▸ **Written problem**
Every record below should be written out exactly; pictures stay out.

(Collected data)
================
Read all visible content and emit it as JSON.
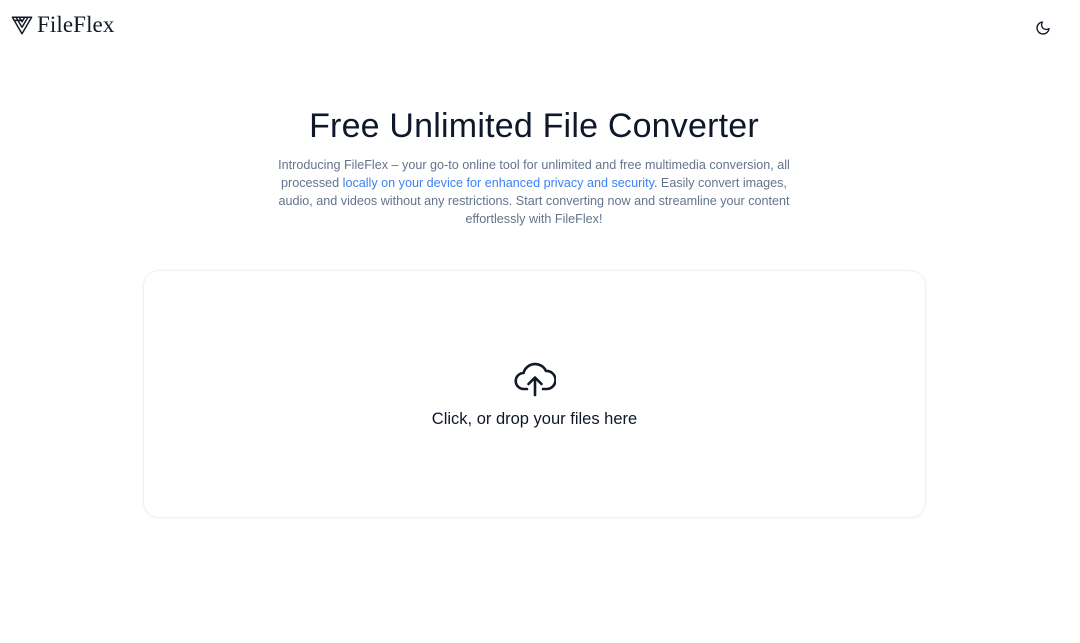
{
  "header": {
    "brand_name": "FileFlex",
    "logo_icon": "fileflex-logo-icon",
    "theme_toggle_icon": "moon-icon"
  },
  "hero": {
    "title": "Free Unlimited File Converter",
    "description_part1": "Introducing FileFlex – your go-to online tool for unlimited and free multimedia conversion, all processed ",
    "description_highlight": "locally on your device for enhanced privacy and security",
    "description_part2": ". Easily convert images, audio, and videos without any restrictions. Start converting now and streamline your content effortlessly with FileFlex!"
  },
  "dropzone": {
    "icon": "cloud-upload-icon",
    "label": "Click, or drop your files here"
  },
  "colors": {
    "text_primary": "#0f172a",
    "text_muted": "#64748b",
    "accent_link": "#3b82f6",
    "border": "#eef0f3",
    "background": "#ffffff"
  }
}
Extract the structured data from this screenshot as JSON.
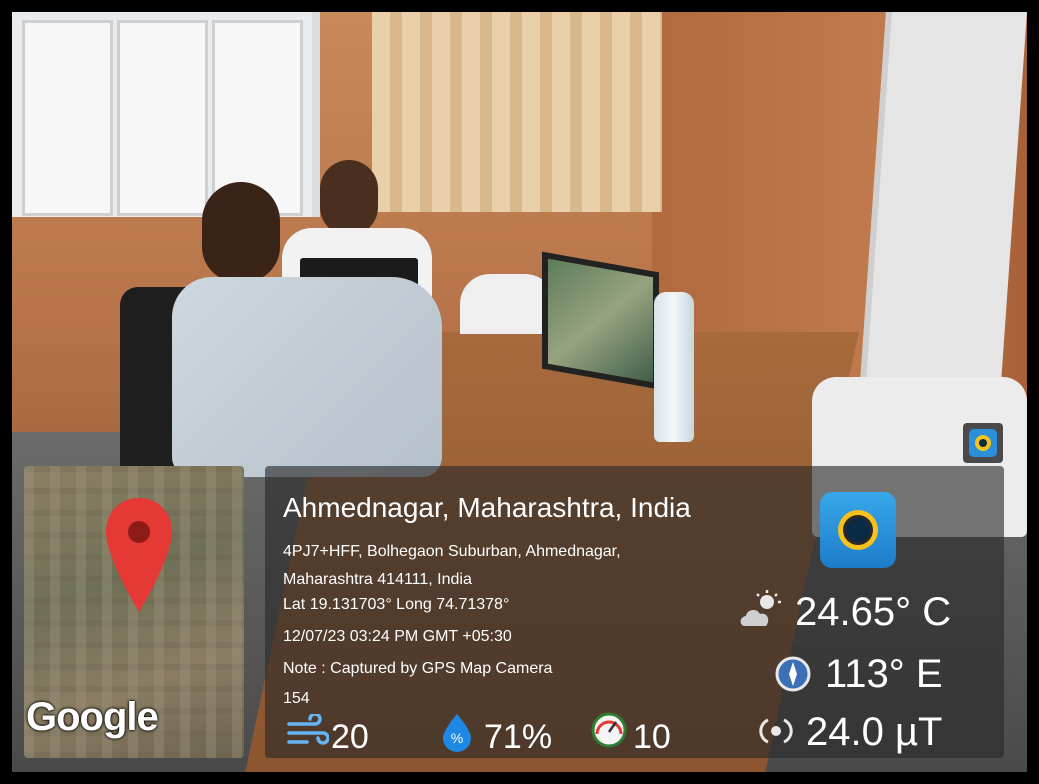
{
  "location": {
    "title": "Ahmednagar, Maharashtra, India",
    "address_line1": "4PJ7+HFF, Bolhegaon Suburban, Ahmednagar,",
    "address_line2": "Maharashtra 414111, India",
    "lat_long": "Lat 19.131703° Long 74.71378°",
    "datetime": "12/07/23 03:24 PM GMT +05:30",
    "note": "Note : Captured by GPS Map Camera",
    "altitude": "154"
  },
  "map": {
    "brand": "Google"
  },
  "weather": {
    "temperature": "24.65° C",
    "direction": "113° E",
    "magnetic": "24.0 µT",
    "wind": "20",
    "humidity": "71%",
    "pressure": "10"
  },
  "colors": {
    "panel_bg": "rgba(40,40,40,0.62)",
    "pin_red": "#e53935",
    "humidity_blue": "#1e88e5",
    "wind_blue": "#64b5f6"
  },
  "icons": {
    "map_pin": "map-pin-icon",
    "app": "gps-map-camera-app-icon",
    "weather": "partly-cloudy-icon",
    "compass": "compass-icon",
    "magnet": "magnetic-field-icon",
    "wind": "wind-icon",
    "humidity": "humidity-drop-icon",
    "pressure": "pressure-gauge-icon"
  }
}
================
▸ **Full solution**
Read all visible content and emit it as JSON.
{
  "header": {
    "brand_name": "FileFlex",
    "logo_icon": "fileflex-logo-icon",
    "theme_toggle_icon": "moon-icon"
  },
  "hero": {
    "title": "Free Unlimited File Converter",
    "description_part1": "Introducing FileFlex – your go-to online tool for unlimited and free multimedia conversion, all processed ",
    "description_highlight": "locally on your device for enhanced privacy and security",
    "description_part2": ". Easily convert images, audio, and videos without any restrictions. Start converting now and streamline your content effortlessly with FileFlex!"
  },
  "dropzone": {
    "icon": "cloud-upload-icon",
    "label": "Click, or drop your files here"
  },
  "colors": {
    "text_primary": "#0f172a",
    "text_muted": "#64748b",
    "accent_link": "#3b82f6",
    "border": "#eef0f3",
    "background": "#ffffff"
  }
}
Extract the structured data from this screenshot as JSON.
{
  "location": {
    "title": "Ahmednagar, Maharashtra, India",
    "address_line1": "4PJ7+HFF, Bolhegaon Suburban, Ahmednagar,",
    "address_line2": "Maharashtra 414111, India",
    "lat_long": "Lat 19.131703° Long 74.71378°",
    "datetime": "12/07/23 03:24 PM GMT +05:30",
    "note": "Note : Captured by GPS Map Camera",
    "altitude": "154"
  },
  "map": {
    "brand": "Google"
  },
  "weather": {
    "temperature": "24.65° C",
    "direction": "113° E",
    "magnetic": "24.0 µT",
    "wind": "20",
    "humidity": "71%",
    "pressure": "10"
  },
  "colors": {
    "panel_bg": "rgba(40,40,40,0.62)",
    "pin_red": "#e53935",
    "humidity_blue": "#1e88e5",
    "wind_blue": "#64b5f6"
  },
  "icons": {
    "map_pin": "map-pin-icon",
    "app": "gps-map-camera-app-icon",
    "weather": "partly-cloudy-icon",
    "compass": "compass-icon",
    "magnet": "magnetic-field-icon",
    "wind": "wind-icon",
    "humidity": "humidity-drop-icon",
    "pressure": "pressure-gauge-icon"
  }
}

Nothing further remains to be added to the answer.